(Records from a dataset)
++++
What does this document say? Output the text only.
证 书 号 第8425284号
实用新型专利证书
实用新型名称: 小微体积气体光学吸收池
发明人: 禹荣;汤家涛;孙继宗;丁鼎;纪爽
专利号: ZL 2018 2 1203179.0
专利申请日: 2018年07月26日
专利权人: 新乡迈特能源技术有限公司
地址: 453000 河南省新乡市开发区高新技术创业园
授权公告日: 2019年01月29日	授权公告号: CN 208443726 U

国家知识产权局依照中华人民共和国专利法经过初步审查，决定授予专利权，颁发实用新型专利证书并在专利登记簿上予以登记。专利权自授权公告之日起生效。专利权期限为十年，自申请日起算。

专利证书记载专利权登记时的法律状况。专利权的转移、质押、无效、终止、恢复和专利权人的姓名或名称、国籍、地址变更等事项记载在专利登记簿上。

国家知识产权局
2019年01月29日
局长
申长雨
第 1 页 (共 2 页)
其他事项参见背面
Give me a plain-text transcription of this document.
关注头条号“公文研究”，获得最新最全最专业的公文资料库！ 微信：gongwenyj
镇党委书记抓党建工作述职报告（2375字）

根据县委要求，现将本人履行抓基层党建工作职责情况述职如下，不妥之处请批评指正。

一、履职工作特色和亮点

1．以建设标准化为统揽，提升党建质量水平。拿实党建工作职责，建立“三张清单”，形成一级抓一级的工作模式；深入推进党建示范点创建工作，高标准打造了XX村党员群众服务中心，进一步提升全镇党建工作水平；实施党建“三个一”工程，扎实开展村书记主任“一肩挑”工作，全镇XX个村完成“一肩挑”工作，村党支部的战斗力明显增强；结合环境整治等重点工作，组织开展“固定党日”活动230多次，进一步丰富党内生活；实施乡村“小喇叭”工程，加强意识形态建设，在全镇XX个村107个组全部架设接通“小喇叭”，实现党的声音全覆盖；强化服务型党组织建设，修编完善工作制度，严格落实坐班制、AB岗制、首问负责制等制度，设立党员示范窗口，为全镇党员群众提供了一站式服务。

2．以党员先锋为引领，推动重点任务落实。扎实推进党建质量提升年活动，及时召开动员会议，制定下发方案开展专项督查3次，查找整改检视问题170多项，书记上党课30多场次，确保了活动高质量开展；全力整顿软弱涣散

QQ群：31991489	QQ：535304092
++++
> TASK TO COMPLETE
From the listing above, copy every line that includes the word "text".

> RIGHT ANSWER
What does this document say? Output the text only.
Give me a plain-text transcription of this document.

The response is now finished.